* Exercise directions: Each line below should be quoted exactly, please.

------------------------------

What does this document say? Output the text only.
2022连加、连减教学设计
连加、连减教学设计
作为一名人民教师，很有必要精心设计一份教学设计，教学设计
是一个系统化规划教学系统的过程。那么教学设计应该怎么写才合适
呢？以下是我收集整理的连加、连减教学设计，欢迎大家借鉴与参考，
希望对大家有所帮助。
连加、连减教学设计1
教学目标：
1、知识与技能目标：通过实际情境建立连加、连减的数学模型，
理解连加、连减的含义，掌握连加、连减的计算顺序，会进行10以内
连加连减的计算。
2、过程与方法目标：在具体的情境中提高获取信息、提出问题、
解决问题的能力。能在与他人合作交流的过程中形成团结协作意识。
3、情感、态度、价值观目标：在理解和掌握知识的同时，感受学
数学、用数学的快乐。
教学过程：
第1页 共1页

------------------------------

* Correct answer:
What does this document say? Output the text only.
2022连加、连减教学设计
连加、连减教学设计
作为一名人民教师，很有必要精心设计一份教学设计，教学设计
是一个系统化规划教学系统的过程。那么教学设计应该怎么写才合适
呢？以下是我收集整理的连加、连减教学设计，欢迎大家借鉴与参考，
希望对大家有所帮助。
连加、连减教学设计1
教学目标：
1、知识与技能目标：通过实际情境建立连加、连减的数学模型，
理解连加、连减的含义，掌握连加、连减的计算顺序，会进行10以内
连加连减的计算。
2、过程与方法目标：在具体的情境中提高获取信息、提出问题、
解决问题的能力。能在与他人合作交流的过程中形成团结协作意识。
3、情感、态度、价值观目标：在理解和掌握知识的同时，感受学
数学、用数学的快乐。
教学过程：
第1页 共1页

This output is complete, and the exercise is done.